* Start MATERIAL PROVIDED *

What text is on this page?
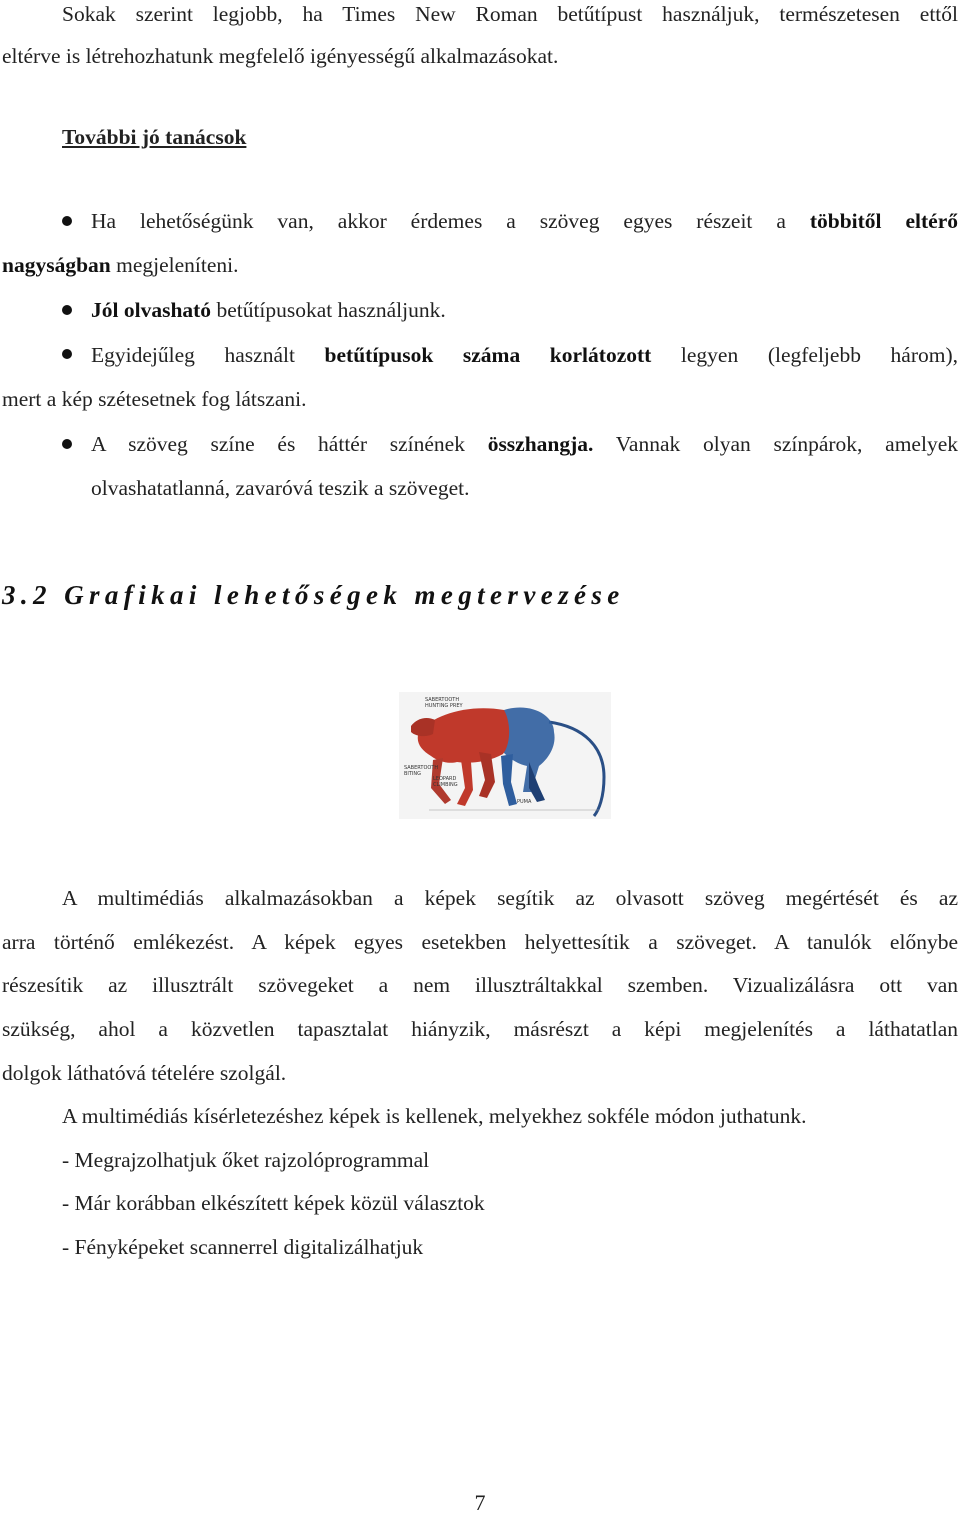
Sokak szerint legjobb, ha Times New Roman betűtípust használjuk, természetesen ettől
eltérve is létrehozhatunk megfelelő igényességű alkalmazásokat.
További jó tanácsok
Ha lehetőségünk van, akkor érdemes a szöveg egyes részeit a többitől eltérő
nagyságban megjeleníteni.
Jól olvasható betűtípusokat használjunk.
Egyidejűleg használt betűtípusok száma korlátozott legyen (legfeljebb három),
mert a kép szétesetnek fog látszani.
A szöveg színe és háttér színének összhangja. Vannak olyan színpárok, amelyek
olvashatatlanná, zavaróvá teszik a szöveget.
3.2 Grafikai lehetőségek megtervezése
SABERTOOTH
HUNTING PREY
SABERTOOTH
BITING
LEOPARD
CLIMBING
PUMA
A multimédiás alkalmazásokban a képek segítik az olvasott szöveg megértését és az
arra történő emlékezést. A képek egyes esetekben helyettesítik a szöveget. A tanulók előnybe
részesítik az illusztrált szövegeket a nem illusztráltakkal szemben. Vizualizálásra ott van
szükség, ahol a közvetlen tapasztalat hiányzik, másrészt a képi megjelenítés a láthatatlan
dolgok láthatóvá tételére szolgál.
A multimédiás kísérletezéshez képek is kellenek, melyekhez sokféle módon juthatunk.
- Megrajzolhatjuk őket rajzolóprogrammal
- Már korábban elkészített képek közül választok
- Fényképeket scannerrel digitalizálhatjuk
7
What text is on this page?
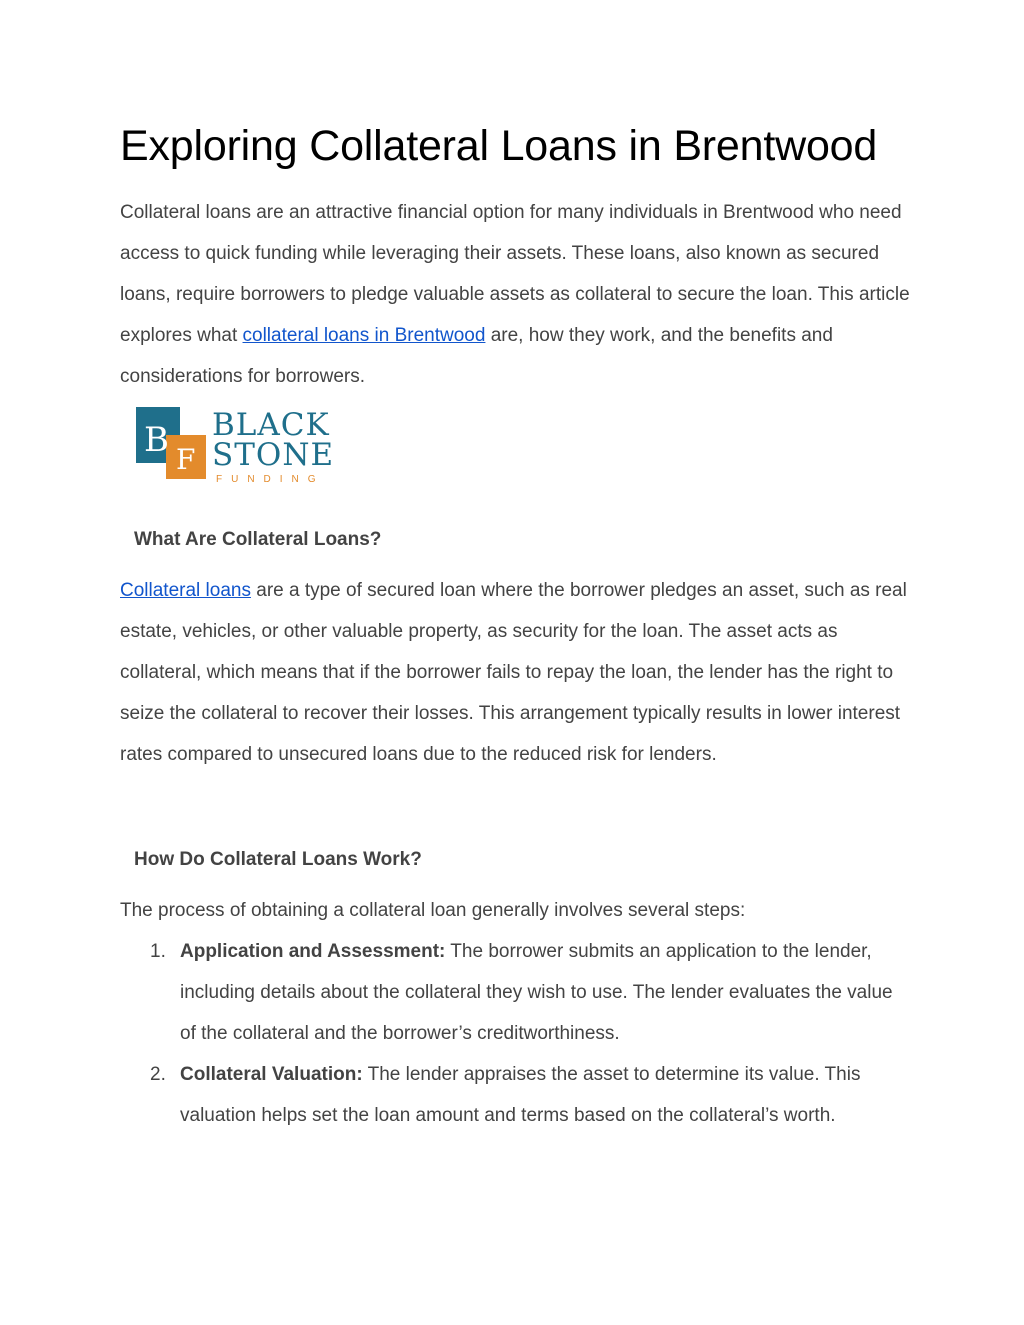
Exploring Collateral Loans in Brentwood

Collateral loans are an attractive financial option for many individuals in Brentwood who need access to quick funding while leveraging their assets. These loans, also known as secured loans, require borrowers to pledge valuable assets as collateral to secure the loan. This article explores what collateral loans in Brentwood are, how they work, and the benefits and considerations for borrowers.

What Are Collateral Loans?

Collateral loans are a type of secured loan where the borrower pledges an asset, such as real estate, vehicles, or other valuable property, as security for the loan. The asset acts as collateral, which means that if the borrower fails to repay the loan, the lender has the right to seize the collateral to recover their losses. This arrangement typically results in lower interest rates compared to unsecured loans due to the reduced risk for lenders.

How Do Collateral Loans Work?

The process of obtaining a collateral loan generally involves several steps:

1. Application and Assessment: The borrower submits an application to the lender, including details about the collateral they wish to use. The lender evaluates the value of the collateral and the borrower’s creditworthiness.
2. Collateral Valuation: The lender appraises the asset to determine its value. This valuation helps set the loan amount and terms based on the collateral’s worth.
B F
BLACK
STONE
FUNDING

* End MATERIAL PROVIDED *

Reproduce all the records verbatim, excluding images.

What text is on this page?
Sokak szerint legjobb, ha Times New Roman betűtípust használjuk, természetesen ettől
eltérve is létrehozhatunk megfelelő igényességű alkalmazásokat.
További jó tanácsok
Ha lehetőségünk van, akkor érdemes a szöveg egyes részeit a többitől eltérő
nagyságban megjeleníteni.
Jól olvasható betűtípusokat használjunk.
Egyidejűleg használt betűtípusok száma korlátozott legyen (legfeljebb három),
mert a kép szétesetnek fog látszani.
A szöveg színe és háttér színének összhangja. Vannak olyan színpárok, amelyek
olvashatatlanná, zavaróvá teszik a szöveget.
3.2 Grafikai lehetőségek megtervezése
SABERTOOTH
HUNTING PREY
SABERTOOTH
BITING
LEOPARD
CLIMBING
PUMA
A multimédiás alkalmazásokban a képek segítik az olvasott szöveg megértését és az
arra történő emlékezést. A képek egyes esetekben helyettesítik a szöveget. A tanulók előnybe
részesítik az illusztrált szövegeket a nem illusztráltakkal szemben. Vizualizálásra ott van
szükség, ahol a közvetlen tapasztalat hiányzik, másrészt a képi megjelenítés a láthatatlan
dolgok láthatóvá tételére szolgál.
A multimédiás kísérletezéshez képek is kellenek, melyekhez sokféle módon juthatunk.
- Megrajzolhatjuk őket rajzolóprogrammal
- Már korábban elkészített képek közül választok
- Fényképeket scannerrel digitalizálhatjuk
7
What text is on this page?
Exploring Collateral Loans in Brentwood

Collateral loans are an attractive financial option for many individuals in Brentwood who need access to quick funding while leveraging their assets. These loans, also known as secured loans, require borrowers to pledge valuable assets as collateral to secure the loan. This article explores what collateral loans in Brentwood are, how they work, and the benefits and considerations for borrowers.

What Are Collateral Loans?

Collateral loans are a type of secured loan where the borrower pledges an asset, such as real estate, vehicles, or other valuable property, as security for the loan. The asset acts as collateral, which means that if the borrower fails to repay the loan, the lender has the right to seize the collateral to recover their losses. This arrangement typically results in lower interest rates compared to unsecured loans due to the reduced risk for lenders.

How Do Collateral Loans Work?

The process of obtaining a collateral loan generally involves several steps:

1. Application and Assessment: The borrower submits an application to the lender, including details about the collateral they wish to use. The lender evaluates the value of the collateral and the borrower’s creditworthiness.
2. Collateral Valuation: The lender appraises the asset to determine its value. This valuation helps set the loan amount and terms based on the collateral’s worth.
B F
BLACK
STONE
FUNDING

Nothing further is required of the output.